## Votre objectif
Poursuivez la chronique sur la fraîcheur en ville à partir de sa dernière phrase.

## Extrait de page
▼▼▼

Alors que, depuis des semaines, les températures dépassent de plusieurs degrés les normales de saison, Pierre Darmet, des Jardins de Gally, nous propose des pistes pour contrer les effets du dérèglement climatique, néfastes à nos jardins, en y créant des îlots de fraicheur.

 

Fraîcheur sur la ville. 

Entretien avec Anaïs Sorce, journaliste, RCF Lyon. 

On retrouve Pierre Darmet, des Jardins de Gally, pour explorer la ville et le vivant qui l’habite, découvrir la diversité des jardins et imaginer des relations fertiles avec la biodiversité, pour mieux vivre dans les villes et les territoires.

Bonjour Anaïs, bonjour à toutes et à tous.

Plutôt que « Peur sur la ville », d’Henri Verneuil, dans lequel un commissaire, alias Jean-Paul Belmondo mène l’enquête jusque sur le toit du métro, vous nous proposez pour cette chronique ce qui pourrait être le titre d’un film en quête de températures clémentes : « Fraicheur sur la ville » !

En effet, les mois se suivent et se ressemblent. Cet été a été très chaud, vous avez toutes et tous pu le ressentir, notamment à Lyon : les fortes chaleurs et même les canicules se succèdent et durent de plus en plus longtemps. Nous sommes maintenant en automne et les records de température continuent d’être battus. Le mois de septembre a été le plus chaud de notre histoire, en France et dans le monde et l’année 2023 dans son ensemble s’annonce elle aussi record, comme l’indiquait il y a quelques jours Copernic, l’observatoire européen du climat, avec +1,4 degrés par rapport au siècle dernier. La machine climatique s'emballe. Il faut la freiner, en réduisant nos émissions de carbone mais aussi, sans tarder, il nous faut faire avec ces dérèglements, qui sont déjà là. Vous l'aurez noté dans bien des médias, un verbe a fait son apparition et est martelé depuis plusieurs mois : il faut s'adapter.

▲▲▲

## Informations fournies
▼▼▼

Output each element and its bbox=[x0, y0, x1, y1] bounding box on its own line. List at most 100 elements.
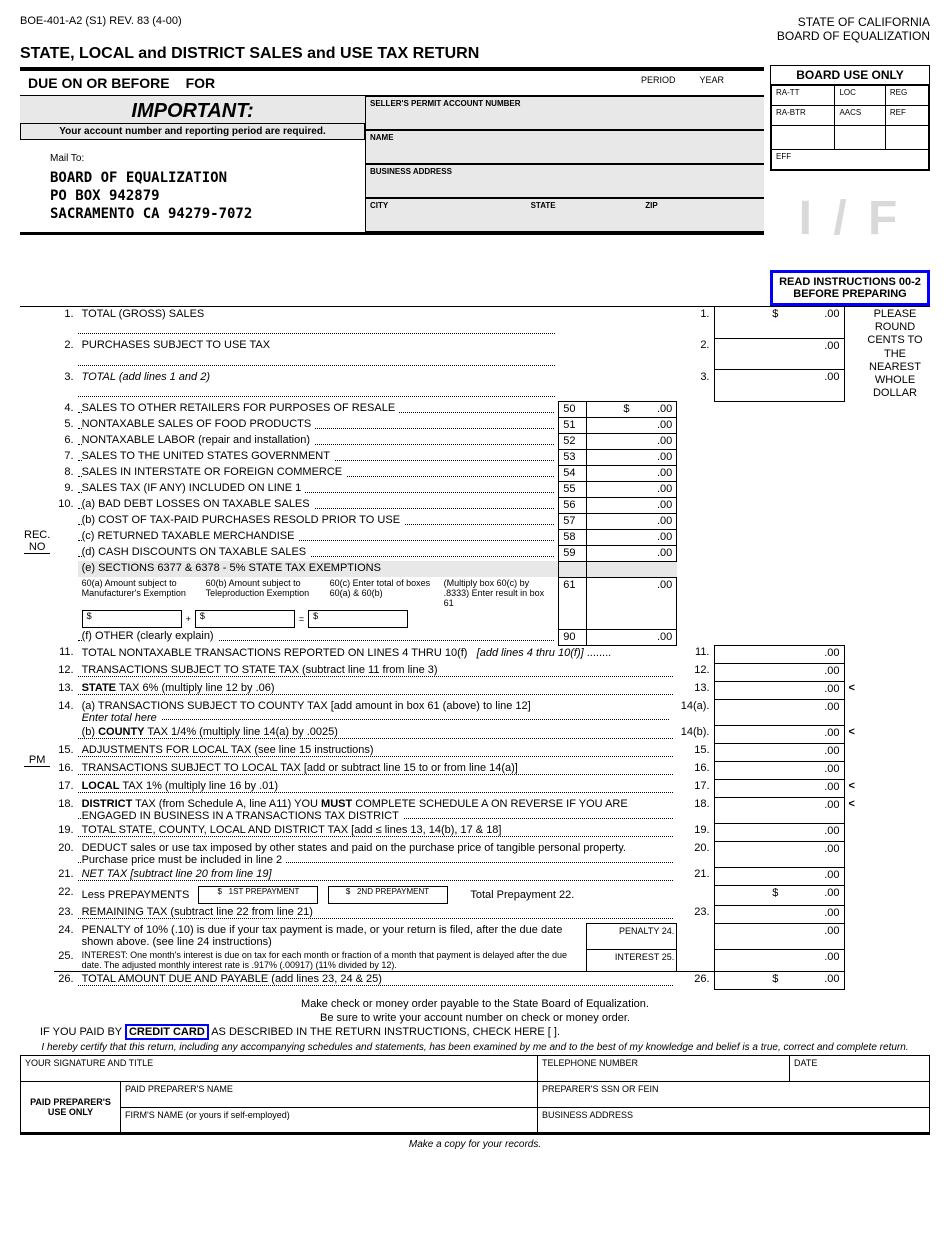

▲▲▲

## Résultat de la tâche
Concrètement, comment fait-on ? Et quels sont les liens entre le jardin et l’adaptation ?

Les ilots de fraicheur. Le jardin et plus largement le vivant n'est pas une panacée mais c'est un moyen low tech de rafraichir notre environnement et en particulier la ville. Les villes, spécialement à cause de la forte proportion de surfaces minérales comme le bitume et le béton, exacerbent l’effet des températures élevées, créant ce que l’on appelle des ilots de chaleur, si bien que le thermomètre relève 2 à 10 degrés de plus que dans la périphérie et les campagnes environnantes. Les espaces verts constituent, eux, des ilots de fraicheur, de véritables oasis. Songez que la température à l’ombre d’un espace végétalisé est de 2 à 8 degrés inferieure à un espace bétonné ou bitumé. Les arbres sont particulièrement en pointe. L’agence pour la transition écologique, l’Ademe, nous dit par exemple que l’ombre des arbres permet de réduire localement la température de 3 à 5°C. Ce sont aussi de 50 à 60 % de consommation énergétique pour la climatisation qui sont économisés. Le végétal est un vecteur de rafraichissement, mais c’est l’eau qui en est la source. 

Que voulez-vous dire ?

Les plantes la stockent et aident à sa transformation. Un arbre de 12 m puise 225 L d’eau par jour dans le sol. Le médecin et explorateur Jean-Louis Etienne a une jolie expression pour cela : il dit que les arbres sont des châteaux d'eau. 90 % de l’eau absorbée par les racines sont rejetés par les feuilles sous la forme de vapeur d’eau. J’ajouterais donc que c’est un château d’eau doublé d’un brumisateur.

Comment est-ce que cela fonctionne ?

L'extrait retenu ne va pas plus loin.